• [What you need to do]
Copy each line that contains the word "connus".

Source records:
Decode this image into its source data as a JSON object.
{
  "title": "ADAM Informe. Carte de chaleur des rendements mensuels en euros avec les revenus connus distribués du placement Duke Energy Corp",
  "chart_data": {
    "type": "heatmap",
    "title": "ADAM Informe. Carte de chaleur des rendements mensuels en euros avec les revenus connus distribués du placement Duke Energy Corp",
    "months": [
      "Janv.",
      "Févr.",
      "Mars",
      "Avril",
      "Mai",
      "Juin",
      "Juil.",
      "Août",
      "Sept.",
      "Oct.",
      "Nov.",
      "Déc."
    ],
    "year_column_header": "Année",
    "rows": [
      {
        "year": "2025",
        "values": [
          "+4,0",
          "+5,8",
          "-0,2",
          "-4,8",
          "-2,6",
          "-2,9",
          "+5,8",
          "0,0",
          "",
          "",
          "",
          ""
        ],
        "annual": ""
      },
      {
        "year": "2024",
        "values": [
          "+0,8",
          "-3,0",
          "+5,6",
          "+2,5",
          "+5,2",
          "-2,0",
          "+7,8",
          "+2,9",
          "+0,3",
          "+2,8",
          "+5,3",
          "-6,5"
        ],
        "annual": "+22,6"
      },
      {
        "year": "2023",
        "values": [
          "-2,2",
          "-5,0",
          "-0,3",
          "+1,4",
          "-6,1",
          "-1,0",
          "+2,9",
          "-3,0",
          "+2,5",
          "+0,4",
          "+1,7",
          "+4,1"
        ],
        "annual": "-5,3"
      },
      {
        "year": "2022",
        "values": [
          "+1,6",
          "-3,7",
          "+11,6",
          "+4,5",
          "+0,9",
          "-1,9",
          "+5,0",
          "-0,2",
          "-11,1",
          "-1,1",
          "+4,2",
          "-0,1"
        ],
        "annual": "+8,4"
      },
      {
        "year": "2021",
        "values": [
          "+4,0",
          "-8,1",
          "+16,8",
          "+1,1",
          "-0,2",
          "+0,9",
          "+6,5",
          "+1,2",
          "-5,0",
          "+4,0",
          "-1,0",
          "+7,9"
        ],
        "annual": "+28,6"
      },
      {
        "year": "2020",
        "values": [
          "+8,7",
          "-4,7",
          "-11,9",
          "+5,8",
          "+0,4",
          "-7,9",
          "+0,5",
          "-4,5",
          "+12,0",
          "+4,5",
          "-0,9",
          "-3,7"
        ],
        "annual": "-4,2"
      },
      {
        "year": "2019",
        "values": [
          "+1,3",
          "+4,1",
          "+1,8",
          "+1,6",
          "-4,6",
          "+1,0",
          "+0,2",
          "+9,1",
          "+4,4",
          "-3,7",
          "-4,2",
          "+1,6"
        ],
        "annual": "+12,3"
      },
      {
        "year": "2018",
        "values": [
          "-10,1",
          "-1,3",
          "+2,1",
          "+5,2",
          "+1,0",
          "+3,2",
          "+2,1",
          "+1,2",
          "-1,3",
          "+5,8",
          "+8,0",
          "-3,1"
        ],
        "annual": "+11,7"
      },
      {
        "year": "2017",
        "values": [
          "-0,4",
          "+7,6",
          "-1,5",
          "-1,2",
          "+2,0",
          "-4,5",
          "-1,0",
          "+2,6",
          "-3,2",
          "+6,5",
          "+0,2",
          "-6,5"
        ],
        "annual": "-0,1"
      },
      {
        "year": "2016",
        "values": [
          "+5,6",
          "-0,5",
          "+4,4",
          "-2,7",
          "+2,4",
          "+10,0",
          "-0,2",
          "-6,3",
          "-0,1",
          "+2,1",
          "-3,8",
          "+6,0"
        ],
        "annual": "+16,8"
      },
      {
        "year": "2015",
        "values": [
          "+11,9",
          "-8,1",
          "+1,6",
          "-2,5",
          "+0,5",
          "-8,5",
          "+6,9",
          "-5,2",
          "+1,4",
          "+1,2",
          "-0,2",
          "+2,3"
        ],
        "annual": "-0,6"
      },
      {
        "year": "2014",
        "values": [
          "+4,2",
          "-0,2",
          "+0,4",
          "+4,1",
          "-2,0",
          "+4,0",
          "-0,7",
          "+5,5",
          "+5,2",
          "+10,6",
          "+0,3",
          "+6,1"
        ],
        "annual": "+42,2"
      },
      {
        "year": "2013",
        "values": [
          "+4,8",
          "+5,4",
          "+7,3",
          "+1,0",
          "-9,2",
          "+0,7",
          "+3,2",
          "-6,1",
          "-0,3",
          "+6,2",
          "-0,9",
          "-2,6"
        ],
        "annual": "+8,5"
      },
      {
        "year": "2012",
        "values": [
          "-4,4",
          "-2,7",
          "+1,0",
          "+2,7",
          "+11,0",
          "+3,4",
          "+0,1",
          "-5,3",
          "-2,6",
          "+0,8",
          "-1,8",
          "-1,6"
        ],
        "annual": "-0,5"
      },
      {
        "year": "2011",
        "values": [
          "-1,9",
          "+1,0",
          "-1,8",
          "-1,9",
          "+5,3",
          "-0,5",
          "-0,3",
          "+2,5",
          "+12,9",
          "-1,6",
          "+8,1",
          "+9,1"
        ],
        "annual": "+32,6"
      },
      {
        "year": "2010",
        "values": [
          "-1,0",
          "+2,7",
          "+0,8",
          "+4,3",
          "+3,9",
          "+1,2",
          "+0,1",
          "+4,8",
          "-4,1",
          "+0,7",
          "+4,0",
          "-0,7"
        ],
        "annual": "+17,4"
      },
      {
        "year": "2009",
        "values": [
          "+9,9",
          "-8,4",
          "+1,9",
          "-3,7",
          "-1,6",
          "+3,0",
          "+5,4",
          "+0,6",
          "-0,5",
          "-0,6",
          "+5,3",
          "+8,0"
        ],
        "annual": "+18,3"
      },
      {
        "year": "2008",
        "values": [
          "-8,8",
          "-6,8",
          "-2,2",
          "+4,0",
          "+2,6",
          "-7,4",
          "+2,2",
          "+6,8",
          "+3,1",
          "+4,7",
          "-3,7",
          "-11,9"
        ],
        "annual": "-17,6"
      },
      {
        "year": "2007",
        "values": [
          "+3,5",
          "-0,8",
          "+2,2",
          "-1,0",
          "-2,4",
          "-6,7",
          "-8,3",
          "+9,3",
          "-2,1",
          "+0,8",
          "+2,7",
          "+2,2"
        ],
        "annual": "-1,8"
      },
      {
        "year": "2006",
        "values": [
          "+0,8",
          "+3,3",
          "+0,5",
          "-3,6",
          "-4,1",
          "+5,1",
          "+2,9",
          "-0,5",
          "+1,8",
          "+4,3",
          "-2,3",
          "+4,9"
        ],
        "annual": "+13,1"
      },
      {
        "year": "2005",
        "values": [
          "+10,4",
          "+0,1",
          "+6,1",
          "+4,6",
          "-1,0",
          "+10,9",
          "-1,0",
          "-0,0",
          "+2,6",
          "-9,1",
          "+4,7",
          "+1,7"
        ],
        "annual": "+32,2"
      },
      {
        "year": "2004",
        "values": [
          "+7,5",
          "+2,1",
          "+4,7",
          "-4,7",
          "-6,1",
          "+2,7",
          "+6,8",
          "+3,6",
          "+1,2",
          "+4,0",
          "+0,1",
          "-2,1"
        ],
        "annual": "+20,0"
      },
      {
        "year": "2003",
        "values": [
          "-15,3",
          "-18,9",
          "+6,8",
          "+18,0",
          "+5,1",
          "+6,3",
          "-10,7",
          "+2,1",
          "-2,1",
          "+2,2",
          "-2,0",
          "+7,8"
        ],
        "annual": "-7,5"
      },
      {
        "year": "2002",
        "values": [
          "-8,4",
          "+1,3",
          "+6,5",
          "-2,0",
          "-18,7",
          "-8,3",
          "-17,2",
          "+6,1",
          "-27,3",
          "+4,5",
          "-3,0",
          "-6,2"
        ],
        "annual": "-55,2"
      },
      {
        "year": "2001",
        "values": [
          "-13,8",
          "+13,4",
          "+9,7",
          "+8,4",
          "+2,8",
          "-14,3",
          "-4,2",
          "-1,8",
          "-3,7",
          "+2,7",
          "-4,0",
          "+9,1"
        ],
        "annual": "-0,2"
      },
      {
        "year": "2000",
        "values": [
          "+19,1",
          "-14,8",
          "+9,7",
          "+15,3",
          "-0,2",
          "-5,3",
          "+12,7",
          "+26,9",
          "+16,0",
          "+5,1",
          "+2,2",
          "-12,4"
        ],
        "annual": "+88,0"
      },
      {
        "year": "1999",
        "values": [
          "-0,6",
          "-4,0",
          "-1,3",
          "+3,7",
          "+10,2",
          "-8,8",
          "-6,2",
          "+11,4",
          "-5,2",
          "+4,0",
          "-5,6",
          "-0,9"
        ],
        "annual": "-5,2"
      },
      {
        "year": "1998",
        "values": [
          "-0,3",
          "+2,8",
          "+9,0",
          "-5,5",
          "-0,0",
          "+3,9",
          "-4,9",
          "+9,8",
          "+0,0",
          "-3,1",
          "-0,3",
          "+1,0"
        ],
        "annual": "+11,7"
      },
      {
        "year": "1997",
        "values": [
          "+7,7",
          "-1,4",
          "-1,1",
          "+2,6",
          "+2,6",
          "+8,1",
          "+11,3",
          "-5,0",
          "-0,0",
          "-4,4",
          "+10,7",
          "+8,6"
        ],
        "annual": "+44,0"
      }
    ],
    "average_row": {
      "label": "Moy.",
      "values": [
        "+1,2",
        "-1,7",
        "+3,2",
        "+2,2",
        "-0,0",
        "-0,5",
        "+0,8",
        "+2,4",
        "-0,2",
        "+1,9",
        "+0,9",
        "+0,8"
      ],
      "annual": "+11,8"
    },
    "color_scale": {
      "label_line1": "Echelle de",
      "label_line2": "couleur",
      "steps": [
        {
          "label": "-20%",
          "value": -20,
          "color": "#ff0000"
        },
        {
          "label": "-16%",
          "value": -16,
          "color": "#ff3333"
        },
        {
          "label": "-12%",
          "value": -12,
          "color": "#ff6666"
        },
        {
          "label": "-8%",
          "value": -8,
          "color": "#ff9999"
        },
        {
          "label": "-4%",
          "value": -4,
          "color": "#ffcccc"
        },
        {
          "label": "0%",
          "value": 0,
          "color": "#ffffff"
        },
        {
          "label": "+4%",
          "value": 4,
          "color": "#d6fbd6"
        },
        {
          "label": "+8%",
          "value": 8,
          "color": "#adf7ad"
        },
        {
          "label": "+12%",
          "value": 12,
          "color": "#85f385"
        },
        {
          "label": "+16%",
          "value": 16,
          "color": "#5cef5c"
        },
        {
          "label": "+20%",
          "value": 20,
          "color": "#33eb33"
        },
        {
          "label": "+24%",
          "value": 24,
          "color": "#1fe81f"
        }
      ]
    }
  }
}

• [Exercise result]
  "title": "ADAM Informe. Carte de chaleur des rendements mensuels en euros avec les revenus connus distribués du placement Duke Energy Corp",
    "title": "ADAM Informe. Carte de chaleur des rendements mensuels en euros avec les revenus connus distribués du placement Duke Energy Corp",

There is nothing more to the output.